===== ITEMS =====

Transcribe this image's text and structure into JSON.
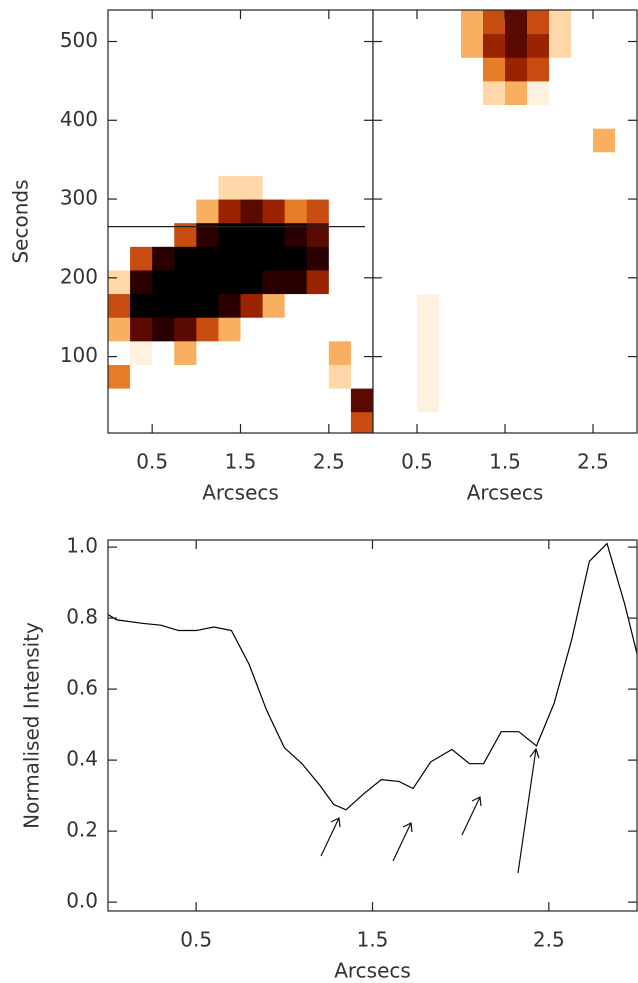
{
  "chart_data": [
    {
      "type": "heatmap",
      "xlabel": "Arcsecs",
      "ylabel": "Seconds",
      "xlim": [
        0,
        3
      ],
      "ylim": [
        3,
        540
      ],
      "xticks": [
        0.5,
        1.5,
        2.5
      ],
      "yticks": [
        100,
        200,
        300,
        400,
        500
      ],
      "xbins": [
        0,
        0.25,
        0.5,
        0.75,
        1,
        1.25,
        1.5,
        1.75,
        2,
        2.25,
        2.5,
        2.75,
        3
      ],
      "ybins": [
        0,
        30,
        60,
        90,
        120,
        150,
        180,
        210,
        240,
        270,
        300,
        330,
        360,
        390,
        420,
        450,
        480,
        510,
        540
      ],
      "colormap": [
        "#ffffff",
        "#fff1e0",
        "#ffd7a8",
        "#f8b060",
        "#e87d28",
        "#c84c10",
        "#9a2400",
        "#5a0a00",
        "#2a0000",
        "#000000"
      ],
      "hline": 265,
      "values": [
        [
          0,
          0,
          0,
          0,
          0,
          0,
          0,
          0,
          0,
          0,
          0,
          5
        ],
        [
          0,
          0,
          0,
          0,
          0,
          0,
          0,
          0,
          0,
          0,
          0,
          7
        ],
        [
          4,
          0,
          0,
          0,
          0,
          0,
          0,
          0,
          0,
          0,
          2,
          0
        ],
        [
          0,
          1,
          0,
          3,
          0,
          0,
          0,
          0,
          0,
          0,
          3,
          0
        ],
        [
          3,
          7,
          8,
          7,
          5,
          3,
          0,
          0,
          0,
          0,
          0,
          0
        ],
        [
          5,
          9,
          9,
          9,
          9,
          8,
          6,
          3,
          0,
          0,
          0,
          0
        ],
        [
          2,
          8,
          9,
          9,
          9,
          9,
          9,
          8,
          8,
          6,
          0,
          0
        ],
        [
          0,
          5,
          8,
          9,
          9,
          9,
          9,
          9,
          9,
          8,
          0,
          0
        ],
        [
          0,
          0,
          0,
          5,
          8,
          9,
          9,
          9,
          8,
          7,
          0,
          0
        ],
        [
          0,
          0,
          0,
          0,
          3,
          6,
          7,
          6,
          4,
          5,
          0,
          0
        ],
        [
          0,
          0,
          0,
          0,
          0,
          2,
          2,
          0,
          0,
          0,
          0,
          0
        ],
        [
          0,
          0,
          0,
          0,
          0,
          0,
          0,
          0,
          0,
          0,
          0,
          0
        ],
        [
          0,
          0,
          0,
          0,
          0,
          0,
          0,
          0,
          0,
          0,
          0,
          0
        ],
        [
          0,
          0,
          0,
          0,
          0,
          0,
          0,
          0,
          0,
          0,
          0,
          0
        ],
        [
          0,
          0,
          0,
          0,
          0,
          0,
          0,
          0,
          0,
          0,
          0,
          0
        ],
        [
          0,
          0,
          0,
          0,
          0,
          0,
          0,
          0,
          0,
          0,
          0,
          0
        ],
        [
          0,
          0,
          0,
          0,
          0,
          0,
          0,
          0,
          0,
          0,
          0,
          0
        ],
        [
          0,
          0,
          0,
          0,
          0,
          0,
          0,
          0,
          0,
          0,
          0,
          0
        ]
      ]
    },
    {
      "type": "heatmap",
      "xlabel": "Arcsecs",
      "xlim": [
        0,
        3
      ],
      "ylim": [
        3,
        540
      ],
      "xticks": [
        0.5,
        1.5,
        2.5
      ],
      "yticks": [
        100,
        200,
        300,
        400,
        500
      ],
      "xbins": [
        0,
        0.25,
        0.5,
        0.75,
        1,
        1.25,
        1.5,
        1.75,
        2,
        2.25,
        2.5,
        2.75,
        3
      ],
      "ybins": [
        0,
        30,
        60,
        90,
        120,
        150,
        180,
        210,
        240,
        270,
        300,
        330,
        360,
        390,
        420,
        450,
        480,
        510,
        540
      ],
      "colormap": [
        "#ffffff",
        "#fff1e0",
        "#ffd7a8",
        "#f8b060",
        "#e87d28",
        "#c84c10",
        "#9a2400",
        "#5a0a00",
        "#2a0000",
        "#000000"
      ],
      "values": [
        [
          0,
          0,
          0,
          0,
          0,
          0,
          0,
          0,
          0,
          0,
          0,
          0
        ],
        [
          0,
          0,
          1,
          0,
          0,
          0,
          0,
          0,
          0,
          0,
          0,
          0
        ],
        [
          0,
          0,
          1,
          0,
          0,
          0,
          0,
          0,
          0,
          0,
          0,
          0
        ],
        [
          0,
          0,
          1,
          0,
          0,
          0,
          0,
          0,
          0,
          0,
          0,
          0
        ],
        [
          0,
          0,
          1,
          0,
          0,
          0,
          0,
          0,
          0,
          0,
          0,
          0
        ],
        [
          0,
          0,
          1,
          0,
          0,
          0,
          0,
          0,
          0,
          0,
          0,
          0
        ],
        [
          0,
          0,
          0,
          0,
          0,
          0,
          0,
          0,
          0,
          0,
          0,
          0
        ],
        [
          0,
          0,
          0,
          0,
          0,
          0,
          0,
          0,
          0,
          0,
          0,
          0
        ],
        [
          0,
          0,
          0,
          0,
          0,
          0,
          0,
          0,
          0,
          0,
          0,
          0
        ],
        [
          0,
          0,
          0,
          0,
          0,
          0,
          0,
          0,
          0,
          0,
          0,
          0
        ],
        [
          0,
          0,
          0,
          0,
          0,
          0,
          0,
          0,
          0,
          0,
          0,
          0
        ],
        [
          0,
          0,
          0,
          0,
          0,
          0,
          0,
          0,
          0,
          0,
          0,
          0
        ],
        [
          0,
          0,
          0,
          0,
          0,
          0,
          0,
          0,
          0,
          0,
          3,
          0
        ],
        [
          0,
          0,
          0,
          0,
          0,
          0,
          0,
          0,
          0,
          0,
          0,
          0
        ],
        [
          0,
          0,
          0,
          0,
          0,
          2,
          3,
          1,
          0,
          0,
          0,
          0
        ],
        [
          0,
          0,
          0,
          0,
          0,
          4,
          6,
          5,
          0,
          0,
          0,
          0
        ],
        [
          0,
          0,
          0,
          0,
          3,
          6,
          7,
          6,
          2,
          0,
          0,
          0
        ],
        [
          0,
          0,
          0,
          0,
          3,
          5,
          7,
          5,
          2,
          0,
          0,
          0
        ]
      ]
    },
    {
      "type": "line",
      "xlabel": "Arcsecs",
      "ylabel": "Normalised Intensity",
      "color": "#000000",
      "xlim": [
        0,
        3
      ],
      "ylim": [
        -0.025,
        1.02
      ],
      "xticks": [
        0.5,
        1.5,
        2.5
      ],
      "yticks": [
        {
          "value": 0,
          "label": "0.0"
        },
        0.2,
        0.4,
        0.6,
        0.8,
        {
          "value": 1,
          "label": "1.0"
        }
      ],
      "x": [
        0,
        0.05,
        0.2,
        0.3,
        0.4,
        0.5,
        0.6,
        0.7,
        0.8,
        0.9,
        1.0,
        1.1,
        1.2,
        1.28,
        1.35,
        1.45,
        1.55,
        1.65,
        1.73,
        1.83,
        1.95,
        2.05,
        2.13,
        2.23,
        2.33,
        2.43,
        2.53,
        2.63,
        2.73,
        2.83,
        2.93,
        3.0
      ],
      "values": [
        0.81,
        0.795,
        0.785,
        0.78,
        0.765,
        0.765,
        0.775,
        0.765,
        0.67,
        0.54,
        0.435,
        0.39,
        0.33,
        0.275,
        0.26,
        0.305,
        0.345,
        0.34,
        0.32,
        0.395,
        0.43,
        0.39,
        0.39,
        0.48,
        0.48,
        0.44,
        0.56,
        0.74,
        0.96,
        1.01,
        0.84,
        0.7
      ]
    }
  ]
}
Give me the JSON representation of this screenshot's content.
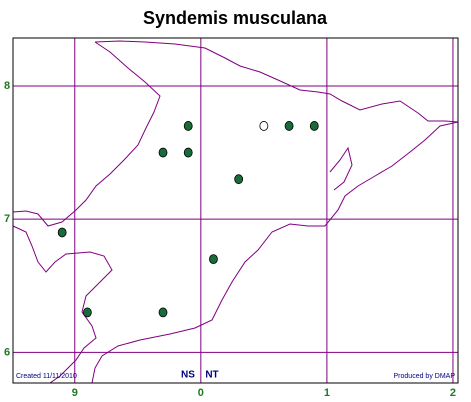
{
  "map": {
    "title": "Syndemis musculana",
    "xlim": [
      -0.49,
      3.04
    ],
    "ylim": [
      5.77,
      8.36
    ],
    "xticks": [
      {
        "value": 0,
        "label": "9"
      },
      {
        "value": 1,
        "label": "0"
      },
      {
        "value": 2,
        "label": "1"
      },
      {
        "value": 3,
        "label": "2"
      }
    ],
    "yticks": [
      6,
      7,
      8
    ],
    "grid_color": "#800080",
    "points": [
      {
        "x": 0.9,
        "y": 7.7,
        "color": "#1a6b3a"
      },
      {
        "x": 0.7,
        "y": 7.5,
        "color": "#1a6b3a"
      },
      {
        "x": 0.9,
        "y": 7.5,
        "color": "#1a6b3a"
      },
      {
        "x": 1.3,
        "y": 7.3,
        "color": "#1a6b3a"
      },
      {
        "x": 1.5,
        "y": 7.7,
        "color": "#ffffff"
      },
      {
        "x": 1.7,
        "y": 7.7,
        "color": "#1a6b3a"
      },
      {
        "x": 1.9,
        "y": 7.7,
        "color": "#1a6b3a"
      },
      {
        "x": -0.1,
        "y": 6.9,
        "color": "#1a6b3a"
      },
      {
        "x": 1.1,
        "y": 6.7,
        "color": "#1a6b3a"
      },
      {
        "x": 0.1,
        "y": 6.3,
        "color": "#1a6b3a"
      },
      {
        "x": 0.7,
        "y": 6.3,
        "color": "#1a6b3a"
      }
    ],
    "created": "Created 11/11/2010",
    "square_left": "NS",
    "square_right": "NT",
    "credit": "Produced by DMAP"
  }
}
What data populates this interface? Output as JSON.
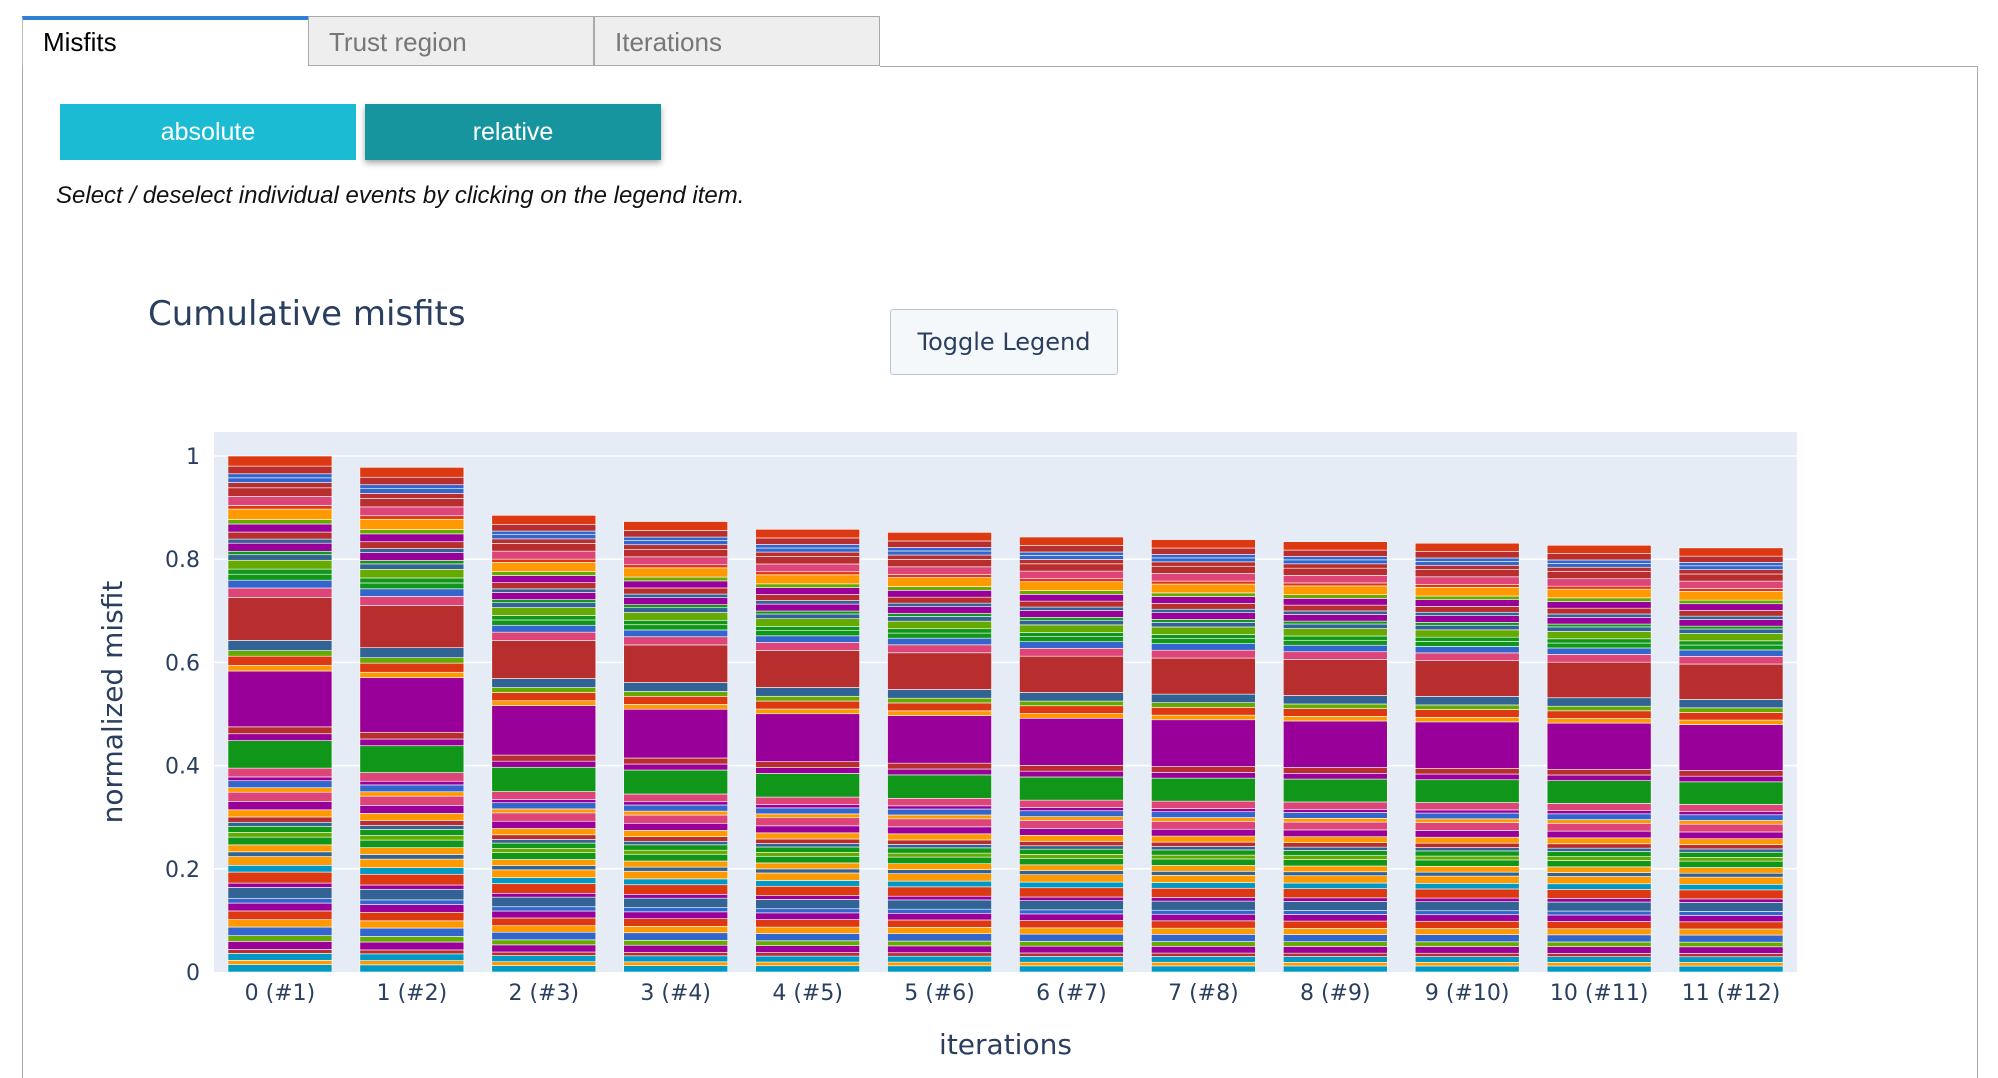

=====

WHAT YOU NEED TO DO: Out of the material above, gather each line where "JSON" appears.

RESULT OF THIS TASK:
Transcribe this image's text and structure into JSON.
Give me the JSON representation of this screenshot's content.
What data populates this interface? Output as JSON.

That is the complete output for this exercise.